### DATA SECTION ###

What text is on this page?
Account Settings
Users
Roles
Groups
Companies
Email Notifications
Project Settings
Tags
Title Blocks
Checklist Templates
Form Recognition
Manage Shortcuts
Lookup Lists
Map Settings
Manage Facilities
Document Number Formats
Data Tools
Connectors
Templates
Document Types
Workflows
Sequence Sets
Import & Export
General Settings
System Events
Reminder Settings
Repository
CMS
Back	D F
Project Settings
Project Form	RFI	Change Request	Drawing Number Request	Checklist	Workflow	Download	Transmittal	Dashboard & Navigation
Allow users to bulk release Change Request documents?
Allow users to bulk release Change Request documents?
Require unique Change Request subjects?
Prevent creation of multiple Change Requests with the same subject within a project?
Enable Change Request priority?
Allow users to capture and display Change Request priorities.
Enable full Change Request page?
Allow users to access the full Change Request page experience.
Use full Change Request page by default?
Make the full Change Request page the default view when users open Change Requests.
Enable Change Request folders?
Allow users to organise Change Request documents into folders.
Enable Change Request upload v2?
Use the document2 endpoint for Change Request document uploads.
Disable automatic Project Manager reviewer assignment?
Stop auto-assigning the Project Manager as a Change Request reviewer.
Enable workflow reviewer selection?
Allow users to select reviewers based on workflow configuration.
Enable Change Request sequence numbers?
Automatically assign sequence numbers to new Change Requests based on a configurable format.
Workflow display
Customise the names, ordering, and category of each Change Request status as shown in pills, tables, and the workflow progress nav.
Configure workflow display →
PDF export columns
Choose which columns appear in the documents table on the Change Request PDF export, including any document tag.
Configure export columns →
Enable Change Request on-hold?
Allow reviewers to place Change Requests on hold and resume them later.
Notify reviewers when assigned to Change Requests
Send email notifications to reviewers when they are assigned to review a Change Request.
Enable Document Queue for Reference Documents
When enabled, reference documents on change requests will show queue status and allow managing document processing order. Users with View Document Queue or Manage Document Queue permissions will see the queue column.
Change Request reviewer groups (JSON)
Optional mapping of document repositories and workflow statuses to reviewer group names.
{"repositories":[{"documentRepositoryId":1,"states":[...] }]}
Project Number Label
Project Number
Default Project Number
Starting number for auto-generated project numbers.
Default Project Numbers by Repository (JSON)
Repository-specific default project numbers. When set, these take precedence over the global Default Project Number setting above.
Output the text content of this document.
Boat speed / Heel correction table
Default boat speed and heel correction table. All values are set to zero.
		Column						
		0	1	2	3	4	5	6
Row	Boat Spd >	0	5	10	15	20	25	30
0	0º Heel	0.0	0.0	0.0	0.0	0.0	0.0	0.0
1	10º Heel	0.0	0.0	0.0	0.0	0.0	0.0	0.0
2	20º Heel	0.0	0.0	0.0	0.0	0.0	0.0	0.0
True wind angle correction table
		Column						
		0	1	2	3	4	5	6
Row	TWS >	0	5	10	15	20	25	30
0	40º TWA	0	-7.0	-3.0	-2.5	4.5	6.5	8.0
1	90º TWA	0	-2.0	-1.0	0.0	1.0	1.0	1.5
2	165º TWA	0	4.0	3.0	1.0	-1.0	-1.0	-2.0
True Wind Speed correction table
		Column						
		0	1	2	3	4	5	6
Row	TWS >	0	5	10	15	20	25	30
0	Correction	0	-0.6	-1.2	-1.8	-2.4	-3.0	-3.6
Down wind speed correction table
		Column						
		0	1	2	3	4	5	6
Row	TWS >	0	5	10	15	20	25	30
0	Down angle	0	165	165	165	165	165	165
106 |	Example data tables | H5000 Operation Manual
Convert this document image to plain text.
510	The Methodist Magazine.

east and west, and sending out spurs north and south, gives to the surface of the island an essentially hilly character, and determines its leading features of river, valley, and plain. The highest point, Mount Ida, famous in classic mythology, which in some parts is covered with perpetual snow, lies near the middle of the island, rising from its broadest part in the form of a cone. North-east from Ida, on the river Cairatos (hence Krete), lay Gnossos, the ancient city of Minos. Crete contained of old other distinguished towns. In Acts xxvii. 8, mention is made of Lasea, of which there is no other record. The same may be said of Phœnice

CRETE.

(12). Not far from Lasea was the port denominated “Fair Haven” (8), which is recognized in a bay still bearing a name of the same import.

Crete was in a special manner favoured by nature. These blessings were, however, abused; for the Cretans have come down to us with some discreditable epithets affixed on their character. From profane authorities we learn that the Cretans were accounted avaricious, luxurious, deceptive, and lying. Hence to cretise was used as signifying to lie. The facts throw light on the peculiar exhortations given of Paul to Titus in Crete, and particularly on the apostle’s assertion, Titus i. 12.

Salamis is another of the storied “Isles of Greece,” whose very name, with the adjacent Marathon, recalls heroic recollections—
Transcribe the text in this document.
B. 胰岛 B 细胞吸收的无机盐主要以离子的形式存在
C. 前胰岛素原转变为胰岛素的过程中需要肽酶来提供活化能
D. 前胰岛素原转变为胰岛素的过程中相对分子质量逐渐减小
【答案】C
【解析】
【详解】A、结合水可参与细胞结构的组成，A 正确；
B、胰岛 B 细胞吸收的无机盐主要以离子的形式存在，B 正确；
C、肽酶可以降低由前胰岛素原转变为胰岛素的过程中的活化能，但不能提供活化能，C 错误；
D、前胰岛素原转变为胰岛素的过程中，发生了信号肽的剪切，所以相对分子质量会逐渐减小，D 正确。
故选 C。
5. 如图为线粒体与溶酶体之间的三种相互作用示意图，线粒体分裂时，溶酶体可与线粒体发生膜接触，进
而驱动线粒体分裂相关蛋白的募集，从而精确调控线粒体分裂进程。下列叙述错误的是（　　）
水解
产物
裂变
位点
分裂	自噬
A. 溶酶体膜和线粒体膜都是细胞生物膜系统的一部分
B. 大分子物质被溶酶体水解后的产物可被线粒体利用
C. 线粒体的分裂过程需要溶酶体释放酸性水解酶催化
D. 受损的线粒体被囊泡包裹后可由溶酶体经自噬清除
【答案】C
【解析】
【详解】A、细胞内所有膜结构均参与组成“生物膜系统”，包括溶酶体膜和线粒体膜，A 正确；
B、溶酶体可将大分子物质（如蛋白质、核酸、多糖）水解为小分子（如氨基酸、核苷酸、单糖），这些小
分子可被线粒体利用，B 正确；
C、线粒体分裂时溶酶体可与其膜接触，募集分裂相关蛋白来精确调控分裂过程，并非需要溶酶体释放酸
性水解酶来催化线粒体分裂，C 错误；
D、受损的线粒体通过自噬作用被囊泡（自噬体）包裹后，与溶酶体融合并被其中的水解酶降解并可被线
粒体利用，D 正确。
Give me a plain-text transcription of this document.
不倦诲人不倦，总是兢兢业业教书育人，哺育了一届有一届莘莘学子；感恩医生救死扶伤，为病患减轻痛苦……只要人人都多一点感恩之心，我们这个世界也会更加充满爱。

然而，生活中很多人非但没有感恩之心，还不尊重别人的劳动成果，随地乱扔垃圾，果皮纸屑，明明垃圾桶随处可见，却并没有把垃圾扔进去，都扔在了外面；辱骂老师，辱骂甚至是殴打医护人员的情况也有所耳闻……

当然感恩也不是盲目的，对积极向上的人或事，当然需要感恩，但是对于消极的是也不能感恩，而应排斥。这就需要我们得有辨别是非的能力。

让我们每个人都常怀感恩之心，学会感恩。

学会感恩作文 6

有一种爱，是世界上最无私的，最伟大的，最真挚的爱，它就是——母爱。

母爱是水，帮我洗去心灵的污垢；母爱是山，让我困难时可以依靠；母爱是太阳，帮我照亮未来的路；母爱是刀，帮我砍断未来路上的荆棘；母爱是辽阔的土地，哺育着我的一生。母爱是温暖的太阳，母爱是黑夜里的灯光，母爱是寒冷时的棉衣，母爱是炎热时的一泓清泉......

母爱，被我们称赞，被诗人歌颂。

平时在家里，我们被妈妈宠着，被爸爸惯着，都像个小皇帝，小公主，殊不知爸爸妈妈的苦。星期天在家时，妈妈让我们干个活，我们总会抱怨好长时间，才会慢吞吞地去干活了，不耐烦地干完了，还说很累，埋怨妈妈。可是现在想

###

> **WHAT TO PRODUCE**: Pull every line containing "folders" from the data.

> **TASK ANSWER**:
Enable Change Request folders?
Allow users to organise Change Request documents into folders.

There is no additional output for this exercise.